*Given text*:
= = = = =
This article on using electricty to light a fire was originally published in The Bushcraft Journal issue 11 published in October 2016. As it’s now completely free there’s no excuse for not getting a copy!
Using electricity to light a fire
When I’m teaching electrical fire lighting methods, I often use the analogy of an electric toaster to explain what’s going on. If you look down into a toaster, you’ll see that it has rows of metal coils on either side. When you turn on the toaster, electricity runs through the wire coils. If the wire has enough ‘resistance’ (and a toaster is designed so that it has just the right amount), the flow of electrons is slowed down, the wire gets hot and glows orange/red. And it’s this heat that toasts your bread (or crumpets, I like crumpets!).
With this knowledge in mind, we can take advantage of the heat created through electrical resistance to light a fire.
Wire wool and a battery
Probably the easiest way to demonstrate electrical fire lighting is to use a piece of wire wool and a 9v battery. I use 000 grade wire wool which, as a useful aside, can also be ignited with a fire steel. Somewhat ironically, the only place I use a 9v battery is in a smoke detector at home.
Stretch the wire wool and then simply touch the bottom with both terminals of the battery.
The wonderment this creates on people’s faces is priceless, but unfortunately we don’t have a flame.
To create a flame what I often do is create a sort of inside out tinder bundle by wrapping the wire wool around a piece of cotton wool, a bit like an ice cream cone, and then touch the battery to the end of the cone.
A little bit of blowing and the cotton wool ignites.
I don’t carry either a 9v battery or wire wool when I’m in the woods and so this method isn’t very practical for me. But a big part about knowing different fire lighting methods is that the principles can be adapted depending on your situation and what you have to hand. The more you know, the more likely you are to be able to get that fire lit.
= = = = =
*Data records*:
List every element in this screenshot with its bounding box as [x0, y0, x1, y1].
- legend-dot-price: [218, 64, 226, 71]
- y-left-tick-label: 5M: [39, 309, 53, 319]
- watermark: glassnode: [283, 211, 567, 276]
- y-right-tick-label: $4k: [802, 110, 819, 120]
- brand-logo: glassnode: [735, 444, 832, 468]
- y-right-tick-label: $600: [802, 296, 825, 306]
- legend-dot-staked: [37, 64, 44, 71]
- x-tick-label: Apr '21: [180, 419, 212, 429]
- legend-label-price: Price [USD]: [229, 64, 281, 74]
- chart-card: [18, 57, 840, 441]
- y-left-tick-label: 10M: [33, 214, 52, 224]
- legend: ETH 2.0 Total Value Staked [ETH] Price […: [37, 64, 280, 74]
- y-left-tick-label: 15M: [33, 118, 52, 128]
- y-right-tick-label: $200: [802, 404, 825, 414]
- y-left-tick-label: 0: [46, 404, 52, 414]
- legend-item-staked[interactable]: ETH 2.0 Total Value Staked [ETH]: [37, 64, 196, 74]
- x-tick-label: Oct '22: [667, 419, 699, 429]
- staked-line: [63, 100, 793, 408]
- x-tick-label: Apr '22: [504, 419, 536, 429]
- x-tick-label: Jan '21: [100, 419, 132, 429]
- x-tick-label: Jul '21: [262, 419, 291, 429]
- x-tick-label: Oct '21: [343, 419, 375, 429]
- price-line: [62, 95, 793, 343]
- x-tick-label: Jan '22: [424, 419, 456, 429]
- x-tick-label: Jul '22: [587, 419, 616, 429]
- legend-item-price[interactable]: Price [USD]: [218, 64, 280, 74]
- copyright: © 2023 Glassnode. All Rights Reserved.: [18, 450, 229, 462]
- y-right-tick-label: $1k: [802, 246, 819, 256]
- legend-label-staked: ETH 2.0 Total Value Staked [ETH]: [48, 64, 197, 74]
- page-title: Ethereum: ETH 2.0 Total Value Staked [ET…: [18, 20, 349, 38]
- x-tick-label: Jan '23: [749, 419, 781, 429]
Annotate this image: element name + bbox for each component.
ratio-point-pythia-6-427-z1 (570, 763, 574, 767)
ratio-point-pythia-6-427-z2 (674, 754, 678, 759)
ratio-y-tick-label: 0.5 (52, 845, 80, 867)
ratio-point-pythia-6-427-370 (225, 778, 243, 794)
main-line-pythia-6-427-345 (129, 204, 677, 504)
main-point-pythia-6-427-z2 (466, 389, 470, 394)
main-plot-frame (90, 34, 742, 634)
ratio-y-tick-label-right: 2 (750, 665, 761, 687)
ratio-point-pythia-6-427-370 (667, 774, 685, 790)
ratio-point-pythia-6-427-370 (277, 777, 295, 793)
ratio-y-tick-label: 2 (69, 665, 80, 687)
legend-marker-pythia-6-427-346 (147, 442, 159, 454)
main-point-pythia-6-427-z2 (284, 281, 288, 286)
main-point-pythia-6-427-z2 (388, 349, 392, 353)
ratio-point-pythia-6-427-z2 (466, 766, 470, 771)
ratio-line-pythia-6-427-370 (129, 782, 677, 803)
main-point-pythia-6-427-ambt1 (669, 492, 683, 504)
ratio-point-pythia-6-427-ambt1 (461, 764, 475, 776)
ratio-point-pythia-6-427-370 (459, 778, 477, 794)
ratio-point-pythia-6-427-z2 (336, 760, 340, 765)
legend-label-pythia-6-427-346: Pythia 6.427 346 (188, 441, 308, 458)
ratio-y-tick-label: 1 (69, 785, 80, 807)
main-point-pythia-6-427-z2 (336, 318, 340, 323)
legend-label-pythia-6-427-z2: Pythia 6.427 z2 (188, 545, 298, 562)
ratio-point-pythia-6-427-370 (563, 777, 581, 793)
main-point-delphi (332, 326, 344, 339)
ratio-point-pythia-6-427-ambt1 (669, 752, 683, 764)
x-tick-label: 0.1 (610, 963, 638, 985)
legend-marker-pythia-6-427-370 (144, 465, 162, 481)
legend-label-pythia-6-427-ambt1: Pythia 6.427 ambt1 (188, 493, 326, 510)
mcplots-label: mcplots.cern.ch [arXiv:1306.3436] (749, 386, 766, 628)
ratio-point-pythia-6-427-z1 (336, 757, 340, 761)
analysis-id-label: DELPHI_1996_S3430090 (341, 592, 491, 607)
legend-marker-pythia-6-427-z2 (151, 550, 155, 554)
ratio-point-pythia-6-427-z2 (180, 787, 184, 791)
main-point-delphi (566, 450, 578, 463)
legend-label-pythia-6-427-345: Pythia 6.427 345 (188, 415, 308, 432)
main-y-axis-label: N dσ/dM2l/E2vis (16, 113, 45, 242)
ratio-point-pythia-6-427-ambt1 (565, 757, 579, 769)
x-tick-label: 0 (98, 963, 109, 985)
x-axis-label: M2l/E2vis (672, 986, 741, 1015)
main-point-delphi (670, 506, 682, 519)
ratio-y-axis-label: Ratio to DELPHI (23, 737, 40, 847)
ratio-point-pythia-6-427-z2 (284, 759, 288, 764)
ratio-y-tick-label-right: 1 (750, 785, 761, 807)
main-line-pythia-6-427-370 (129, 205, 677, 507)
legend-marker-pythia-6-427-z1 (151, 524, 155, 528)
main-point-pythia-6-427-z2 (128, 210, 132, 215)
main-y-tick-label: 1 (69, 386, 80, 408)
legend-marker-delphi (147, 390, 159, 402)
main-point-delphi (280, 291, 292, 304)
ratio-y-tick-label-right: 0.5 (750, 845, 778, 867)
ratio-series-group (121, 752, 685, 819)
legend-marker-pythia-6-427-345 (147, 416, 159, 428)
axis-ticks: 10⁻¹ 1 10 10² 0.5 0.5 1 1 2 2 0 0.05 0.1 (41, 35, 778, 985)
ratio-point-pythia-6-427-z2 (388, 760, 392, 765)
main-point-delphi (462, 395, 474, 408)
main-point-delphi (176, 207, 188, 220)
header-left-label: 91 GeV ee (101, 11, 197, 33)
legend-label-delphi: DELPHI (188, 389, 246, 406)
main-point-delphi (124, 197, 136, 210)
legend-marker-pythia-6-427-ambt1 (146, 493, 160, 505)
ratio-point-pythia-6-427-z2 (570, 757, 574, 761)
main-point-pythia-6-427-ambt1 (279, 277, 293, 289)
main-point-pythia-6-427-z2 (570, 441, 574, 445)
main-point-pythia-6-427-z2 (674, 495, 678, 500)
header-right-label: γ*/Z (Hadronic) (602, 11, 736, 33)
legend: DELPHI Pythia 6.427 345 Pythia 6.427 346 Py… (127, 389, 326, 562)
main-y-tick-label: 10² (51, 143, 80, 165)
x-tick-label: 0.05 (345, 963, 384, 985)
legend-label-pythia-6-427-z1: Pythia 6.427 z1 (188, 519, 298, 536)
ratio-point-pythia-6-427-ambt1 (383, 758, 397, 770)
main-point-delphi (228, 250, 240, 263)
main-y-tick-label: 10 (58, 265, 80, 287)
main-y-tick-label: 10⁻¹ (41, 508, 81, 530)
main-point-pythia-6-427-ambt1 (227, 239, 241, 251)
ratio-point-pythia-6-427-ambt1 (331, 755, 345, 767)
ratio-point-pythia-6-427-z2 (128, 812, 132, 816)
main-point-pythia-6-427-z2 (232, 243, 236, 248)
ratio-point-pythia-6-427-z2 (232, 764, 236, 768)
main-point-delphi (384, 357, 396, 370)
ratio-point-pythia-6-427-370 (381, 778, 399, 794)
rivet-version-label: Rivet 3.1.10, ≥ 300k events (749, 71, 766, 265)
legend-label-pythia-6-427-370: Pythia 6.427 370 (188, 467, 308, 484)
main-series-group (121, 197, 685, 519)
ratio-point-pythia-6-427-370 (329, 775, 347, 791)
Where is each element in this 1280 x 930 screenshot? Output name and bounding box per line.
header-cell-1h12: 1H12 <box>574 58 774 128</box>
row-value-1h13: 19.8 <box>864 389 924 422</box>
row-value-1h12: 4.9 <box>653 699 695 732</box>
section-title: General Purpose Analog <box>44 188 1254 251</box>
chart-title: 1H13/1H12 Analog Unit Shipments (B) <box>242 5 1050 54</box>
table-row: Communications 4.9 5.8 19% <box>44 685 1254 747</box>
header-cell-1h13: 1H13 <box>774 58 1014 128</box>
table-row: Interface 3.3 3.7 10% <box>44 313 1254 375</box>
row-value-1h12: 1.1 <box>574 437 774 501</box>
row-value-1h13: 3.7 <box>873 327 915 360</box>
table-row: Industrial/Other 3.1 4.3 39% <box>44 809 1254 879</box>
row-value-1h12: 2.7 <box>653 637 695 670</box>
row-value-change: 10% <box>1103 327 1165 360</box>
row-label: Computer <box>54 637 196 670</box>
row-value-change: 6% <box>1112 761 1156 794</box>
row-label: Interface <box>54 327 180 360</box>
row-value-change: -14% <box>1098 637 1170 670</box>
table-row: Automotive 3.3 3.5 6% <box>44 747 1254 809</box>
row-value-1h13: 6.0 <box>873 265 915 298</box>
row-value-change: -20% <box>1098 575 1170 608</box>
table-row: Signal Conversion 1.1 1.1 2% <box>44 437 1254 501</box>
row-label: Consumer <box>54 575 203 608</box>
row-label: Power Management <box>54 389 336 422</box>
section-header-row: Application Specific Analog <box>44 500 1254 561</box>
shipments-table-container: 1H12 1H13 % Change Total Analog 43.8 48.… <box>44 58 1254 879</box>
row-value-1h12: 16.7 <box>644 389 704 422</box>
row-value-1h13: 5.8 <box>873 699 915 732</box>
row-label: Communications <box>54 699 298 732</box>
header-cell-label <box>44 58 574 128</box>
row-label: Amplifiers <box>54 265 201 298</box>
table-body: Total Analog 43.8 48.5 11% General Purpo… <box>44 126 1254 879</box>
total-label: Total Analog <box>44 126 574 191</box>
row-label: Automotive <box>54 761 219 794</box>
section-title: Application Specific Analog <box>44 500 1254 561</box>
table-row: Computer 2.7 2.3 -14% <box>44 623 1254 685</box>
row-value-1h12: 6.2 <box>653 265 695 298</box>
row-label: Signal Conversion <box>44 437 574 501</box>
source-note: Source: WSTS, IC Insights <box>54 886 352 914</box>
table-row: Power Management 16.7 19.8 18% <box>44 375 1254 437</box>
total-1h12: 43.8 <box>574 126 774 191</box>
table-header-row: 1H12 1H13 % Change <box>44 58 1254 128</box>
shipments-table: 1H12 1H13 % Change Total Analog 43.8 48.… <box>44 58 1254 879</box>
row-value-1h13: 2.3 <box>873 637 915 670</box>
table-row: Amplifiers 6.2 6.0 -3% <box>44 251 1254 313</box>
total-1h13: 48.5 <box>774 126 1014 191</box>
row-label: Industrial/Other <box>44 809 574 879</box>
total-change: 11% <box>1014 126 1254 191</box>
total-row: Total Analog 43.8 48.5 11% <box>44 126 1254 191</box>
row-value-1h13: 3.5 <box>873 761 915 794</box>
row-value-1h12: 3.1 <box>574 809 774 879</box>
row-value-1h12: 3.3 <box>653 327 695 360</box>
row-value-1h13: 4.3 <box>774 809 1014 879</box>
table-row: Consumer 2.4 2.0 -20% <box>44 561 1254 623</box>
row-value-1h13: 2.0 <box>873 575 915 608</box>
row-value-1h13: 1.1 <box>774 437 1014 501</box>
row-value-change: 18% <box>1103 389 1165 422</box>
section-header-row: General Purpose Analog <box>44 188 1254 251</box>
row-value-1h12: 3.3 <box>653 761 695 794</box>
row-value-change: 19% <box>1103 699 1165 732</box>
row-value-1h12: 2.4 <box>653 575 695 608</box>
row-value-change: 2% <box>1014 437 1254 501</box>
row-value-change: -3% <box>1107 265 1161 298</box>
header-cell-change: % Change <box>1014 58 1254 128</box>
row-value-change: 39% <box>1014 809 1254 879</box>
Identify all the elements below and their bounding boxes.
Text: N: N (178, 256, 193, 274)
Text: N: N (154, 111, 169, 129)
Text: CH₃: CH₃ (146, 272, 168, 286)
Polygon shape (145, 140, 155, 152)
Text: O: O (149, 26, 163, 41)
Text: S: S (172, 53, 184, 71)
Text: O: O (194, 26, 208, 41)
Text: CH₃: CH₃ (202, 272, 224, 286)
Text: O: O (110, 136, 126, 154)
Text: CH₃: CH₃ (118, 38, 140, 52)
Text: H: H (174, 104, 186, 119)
= = = = =
*Work instructions*: Copy the part of the article on lighting a fire with electricity that runs from "To create a" down to "that fire lit.".

*Correct output*:
To create a flame what I often do is create a sort of inside out tinder bundle by wrapping the wire wool around a piece of cotton wool, a bit like an ice cream cone, and then touch the battery to the end of the cone.
A little bit of blowing and the cotton wool ignites.
I don’t carry either a 9v battery or wire wool when I’m in the woods and so this method isn’t very practical for me. But a big part about knowing different fire lighting methods is that the principles can be adapted depending on your situation and what you have to hand. The more you know, the more likely you are to be able to get that fire lit.